Search the data for the word "JSON". Reproduce every line where it is found.

>>>>>

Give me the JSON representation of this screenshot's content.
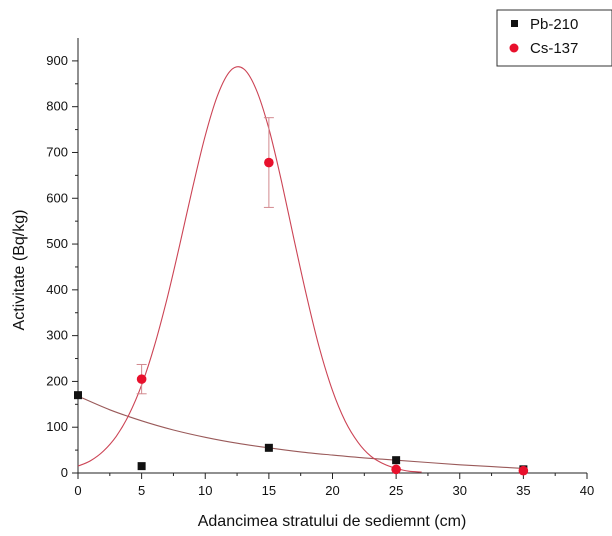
{
  "chart_data": {
    "type": "scatter",
    "title": "",
    "xlabel": "Adancimea stratului de sediemnt (cm)",
    "ylabel": "Activitate (Bq/kg)",
    "xlim": [
      0,
      40
    ],
    "ylim": [
      0,
      950
    ],
    "x_ticks": [
      0,
      5,
      10,
      15,
      20,
      25,
      30,
      35,
      40
    ],
    "y_ticks": [
      0,
      100,
      200,
      300,
      400,
      500,
      600,
      700,
      800,
      900
    ],
    "grid": false,
    "legend_position": "top-right",
    "series": [
      {
        "name": "Pb-210",
        "color": "#111111",
        "marker": "square",
        "x": [
          0,
          5,
          15,
          25,
          35
        ],
        "y": [
          170,
          15,
          55,
          28,
          8
        ],
        "errors": [
          0,
          0,
          0,
          0,
          0
        ],
        "fit": {
          "kind": "exponential-decay",
          "x": [
            0,
            2.5,
            5,
            7.5,
            10,
            12.5,
            15,
            17.5,
            20,
            22.5,
            25,
            27.5,
            30,
            32.5,
            35
          ],
          "y": [
            168,
            138,
            114,
            94,
            78,
            65,
            55,
            46,
            39,
            33,
            28,
            23,
            18,
            14,
            10
          ]
        }
      },
      {
        "name": "Cs-137",
        "color": "#e8102c",
        "marker": "circle",
        "x": [
          5,
          15,
          25,
          35
        ],
        "y": [
          205,
          678,
          8,
          5
        ],
        "errors": [
          32,
          98,
          0,
          0
        ],
        "fit": {
          "kind": "gaussian",
          "x": [
            0,
            1,
            2,
            3,
            4,
            5,
            6,
            7,
            8,
            9,
            10,
            11,
            12,
            13,
            14,
            15,
            16,
            17,
            18,
            19,
            20,
            21,
            22,
            23,
            24,
            25,
            26,
            27
          ],
          "y": [
            15,
            27,
            48,
            80,
            127,
            192,
            277,
            381,
            499,
            622,
            737,
            827,
            879,
            883,
            838,
            752,
            636,
            507,
            382,
            270,
            180,
            113,
            67,
            37,
            20,
            10,
            4,
            2
          ]
        }
      }
    ]
  }
}
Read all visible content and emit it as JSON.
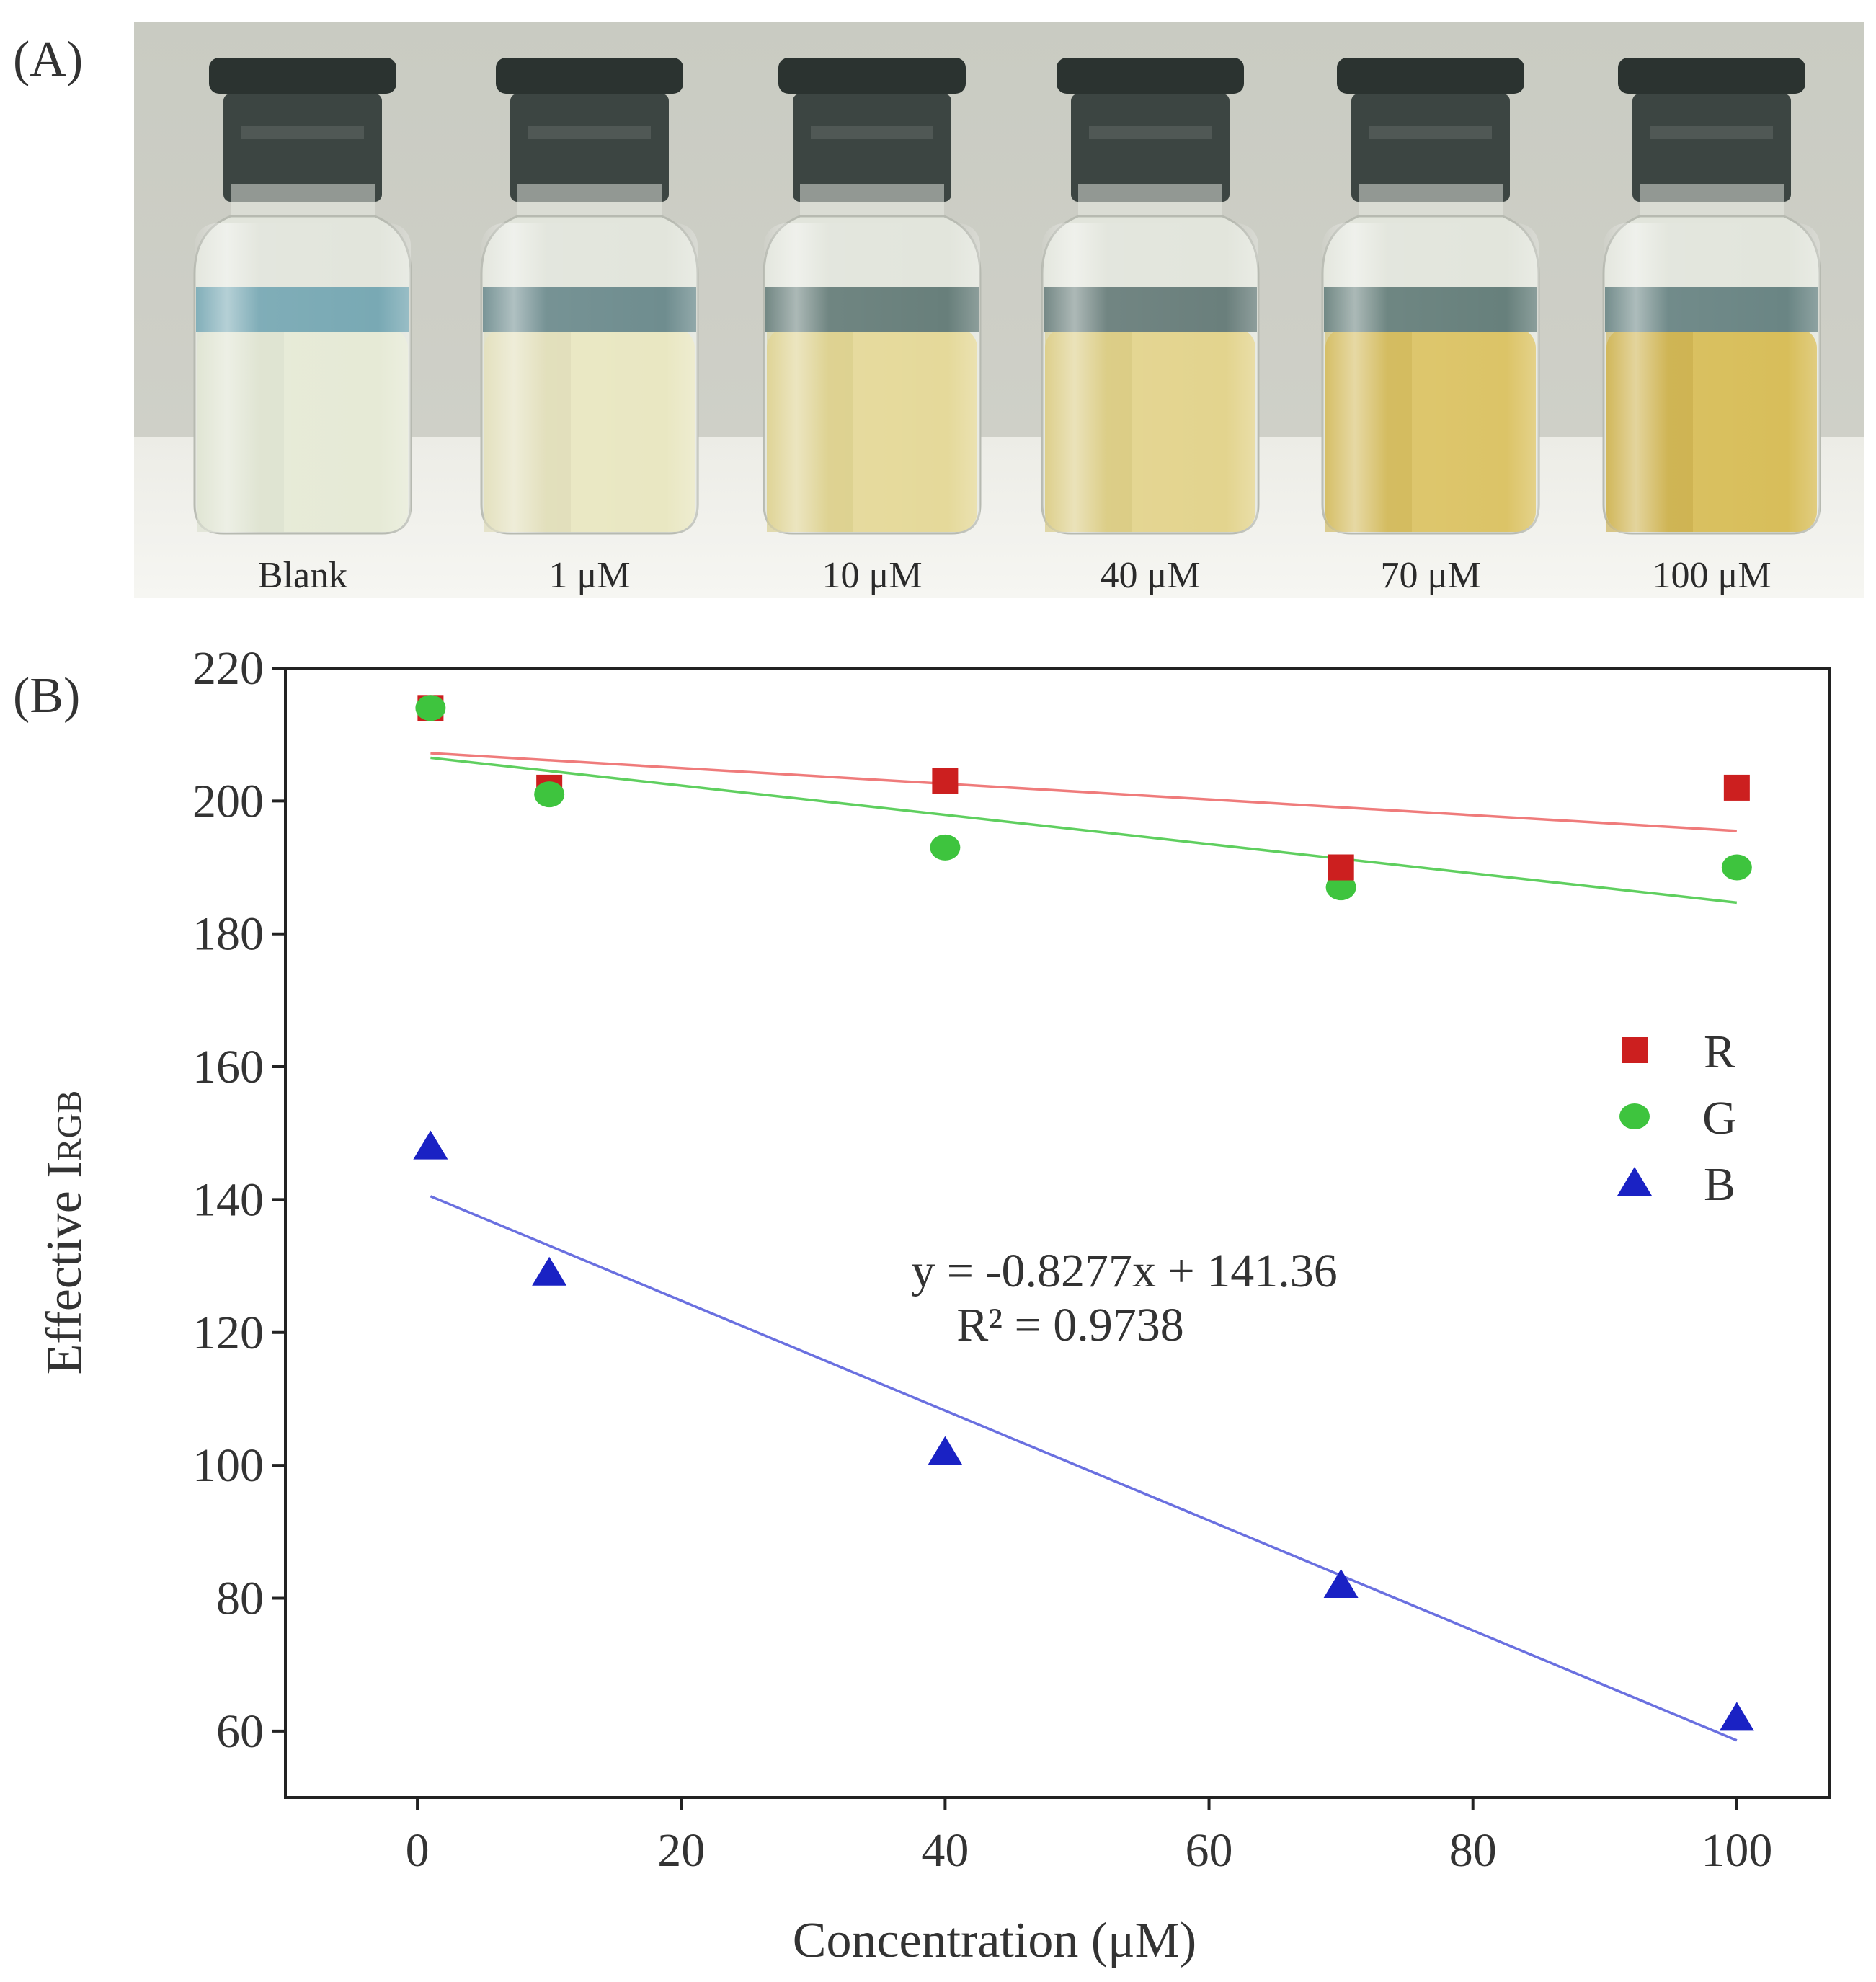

<<<<<

→ Response for this exercise
Give me the JSON representation of this screenshot's content.
Read all visible content and emit it as JSON.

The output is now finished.